== Your objective ==
Determine how many lines in the data below contain "Wagen" and write only that number.

== Provided information ==
————
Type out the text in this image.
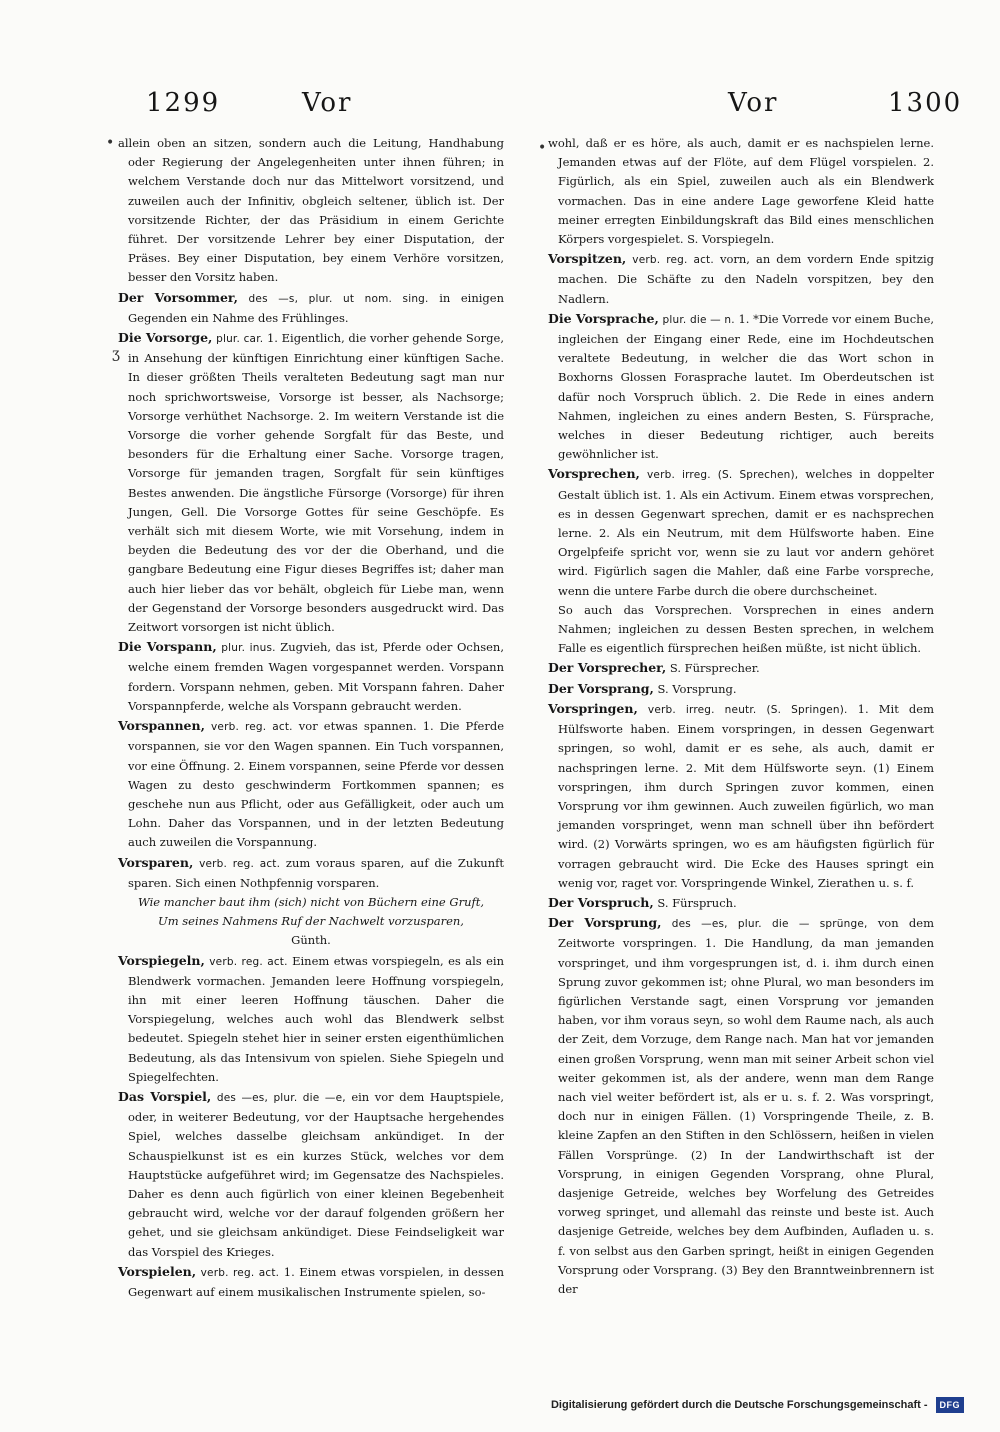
1299	Vor	Vor	1300
•
ʒ
•
allein oben an sitzen, sondern auch die Leitung, Handhabung oder Regierung der Angelegenheiten unter ihnen führen; in welchem Verstande doch nur das Mittelwort vorsitzend, und zuweilen auch der Infinitiv, obgleich seltener, üblich ist. Der vorsitzende Richter, der das Präsidium in einem Gerichte führet. Der vorsitzende Lehrer bey einer Disputation, der Präses. Bey einer Disputation, bey einem Verhöre vorsitzen, besser den Vorsitz haben.
Der Vorsommer, des —s, plur. ut nom. sing. in einigen Gegenden ein Nahme des Frühlinges.
Die Vorsorge, plur. car. 1. Eigentlich, die vorher gehende Sorge, in Ansehung der künftigen Einrichtung einer künftigen Sache. In dieser größten Theils veralteten Bedeutung sagt man nur noch sprichwortsweise, Vorsorge ist besser, als Nachsorge; Vorsorge verhüthet Nachsorge. 2. Im weitern Verstande ist die Vorsorge die vorher gehende Sorgfalt für das Beste, und besonders für die Erhaltung einer Sache. Vorsorge tragen, Vorsorge für jemanden tragen, Sorgfalt für sein künftiges Bestes anwenden. Die ängstliche Fürsorge (Vorsorge) für ihren Jungen, Gell. Die Vorsorge Gottes für seine Geschöpfe. Es verhält sich mit diesem Worte, wie mit Vorsehung, indem in beyden die Bedeutung des vor der die Oberhand, und die gangbare Bedeutung eine Figur dieses Begriffes ist; daher man auch hier lieber das vor behält, obgleich für Liebe man, wenn der Gegenstand der Vorsorge besonders ausgedruckt wird. Das Zeitwort vorsorgen ist nicht üblich.
Die Vorspann, plur. inus. Zugvieh, das ist, Pferde oder Ochsen, welche einem fremden Wagen vorgespannet werden. Vorspann fordern. Vorspann nehmen, geben. Mit Vorspann fahren. Daher Vorspannpferde, welche als Vorspann gebraucht werden.
Vorspannen, verb. reg. act. vor etwas spannen. 1. Die Pferde vorspannen, sie vor den Wagen spannen. Ein Tuch vorspannen, vor eine Öffnung. 2. Einem vorspannen, seine Pferde vor dessen Wagen zu desto geschwinderm Fortkommen spannen; es geschehe nun aus Pflicht, oder aus Gefälligkeit, oder auch um Lohn. Daher das Vorspannen, und in der letzten Bedeutung auch zuweilen die Vorspannung.
Vorsparen, verb. reg. act. zum voraus sparen, auf die Zukunft sparen. Sich einen Nothpfennig vorsparen.
Wie mancher baut ihm (sich) nicht von Büchern eine Gruft,
Um seines Nahmens Ruf der Nachwelt vorzusparen,
Günth.
Vorspiegeln, verb. reg. act. Einem etwas vorspiegeln, es als ein Blendwerk vormachen. Jemanden leere Hoffnung vorspiegeln, ihn mit einer leeren Hoffnung täuschen. Daher die Vorspiegelung, welches auch wohl das Blendwerk selbst bedeutet. Spiegeln stehet hier in seiner ersten eigenthümlichen Bedeutung, als das Intensivum von spielen. Siehe Spiegeln und Spiegelfechten.
Das Vorspiel, des —es, plur. die —e, ein vor dem Hauptspiele, oder, in weiterer Bedeutung, vor der Hauptsache hergehendes Spiel, welches dasselbe gleichsam ankündiget. In der Schauspielkunst ist es ein kurzes Stück, welches vor dem Hauptstücke aufgeführet wird; im Gegensatze des Nachspieles. Daher es denn auch figürlich von einer kleinen Begebenheit gebraucht wird, welche vor der darauf folgenden größern her gehet, und sie gleichsam ankündiget. Diese Feindseligkeit war das Vorspiel des Krieges.
Vorspielen, verb. reg. act. 1. Einem etwas vorspielen, in dessen Gegenwart auf einem musikalischen Instrumente spielen, so-
wohl, daß er es höre, als auch, damit er es nachspielen lerne. Jemanden etwas auf der Flöte, auf dem Flügel vorspielen. 2. Figürlich, als ein Spiel, zuweilen auch als ein Blendwerk vormachen. Das in eine andere Lage geworfene Kleid hatte meiner erregten Einbildungskraft das Bild eines menschlichen Körpers vorgespielet. S. Vorspiegeln.
Vorspitzen, verb. reg. act. vorn, an dem vordern Ende spitzig machen. Die Schäfte zu den Nadeln vorspitzen, bey den Nadlern.
Die Vorsprache, plur. die — n. 1. *Die Vorrede vor einem Buche, ingleichen der Eingang einer Rede, eine im Hochdeutschen veraltete Bedeutung, in welcher die das Wort schon in Boxhorns Glossen Forasprache lautet. Im Oberdeutschen ist dafür noch Vorspruch üblich. 2. Die Rede in eines andern Nahmen, ingleichen zu eines andern Besten, S. Fürsprache, welches in dieser Bedeutung richtiger, auch bereits gewöhnlicher ist.
Vorsprechen, verb. irreg. (S. Sprechen), welches in doppelter Gestalt üblich ist. 1. Als ein Activum. Einem etwas vorsprechen, es in dessen Gegenwart sprechen, damit er es nachsprechen lerne. 2. Als ein Neutrum, mit dem Hülfsworte haben. Eine Orgelpfeife spricht vor, wenn sie zu laut vor andern gehöret wird. Figürlich sagen die Mahler, daß eine Farbe vorspreche, wenn die untere Farbe durch die obere durchscheinet.
So auch das Vorsprechen. Vorsprechen in eines andern Nahmen; ingleichen zu dessen Besten sprechen, in welchem Falle es eigentlich fürsprechen heißen müßte, ist nicht üblich.
Der Vorsprecher, S. Fürsprecher.
Der Vorsprang, S. Vorsprung.
Vorspringen, verb. irreg. neutr. (S. Springen). 1. Mit dem Hülfsworte haben. Einem vorspringen, in dessen Gegenwart springen, so wohl, damit er es sehe, als auch, damit er nachspringen lerne. 2. Mit dem Hülfsworte seyn. (1) Einem vorspringen, ihm durch Springen zuvor kommen, einen Vorsprung vor ihm gewinnen. Auch zuweilen figürlich, wo man jemanden vorspringet, wenn man schnell über ihn befördert wird. (2) Vorwärts springen, wo es am häufigsten figürlich für vorragen gebraucht wird. Die Ecke des Hauses springt ein wenig vor, raget vor. Vorspringende Winkel, Zierathen u. s. f.
Der Vorspruch, S. Fürspruch.
Der Vorsprung, des —es, plur. die — sprünge, von dem Zeitworte vorspringen. 1. Die Handlung, da man jemanden vorspringet, und ihm vorgesprungen ist, d. i. ihm durch einen Sprung zuvor gekommen ist; ohne Plural, wo man besonders im figürlichen Verstande sagt, einen Vorsprung vor jemanden haben, vor ihm voraus seyn, so wohl dem Raume nach, als auch der Zeit, dem Vorzuge, dem Range nach. Man hat vor jemanden einen großen Vorsprung, wenn man mit seiner Arbeit schon viel weiter gekommen ist, als der andere, wenn man dem Range nach viel weiter befördert ist, als er u. s. f. 2. Was vorspringt, doch nur in einigen Fällen. (1) Vorspringende Theile, z. B. kleine Zapfen an den Stiften in den Schlössern, heißen in vielen Fällen Vorsprünge. (2) In der Landwirthschaft ist der Vorsprung, in einigen Gegenden Vorsprang, ohne Plural, dasjenige Getreide, welches bey Worfelung des Getreides vorweg springet, und allemahl das reinste und beste ist. Auch dasjenige Getreide, welches bey dem Aufbinden, Aufladen u. s. f. von selbst aus den Garben springt, heißt in einigen Gegenden Vorsprung oder Vorsprang. (3) Bey den Branntweinbrennern ist der
Digitalisierung gefördert durch die Deutsche Forschungsgemeinschaft -	DFG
————
== Answer to the exercise ==
2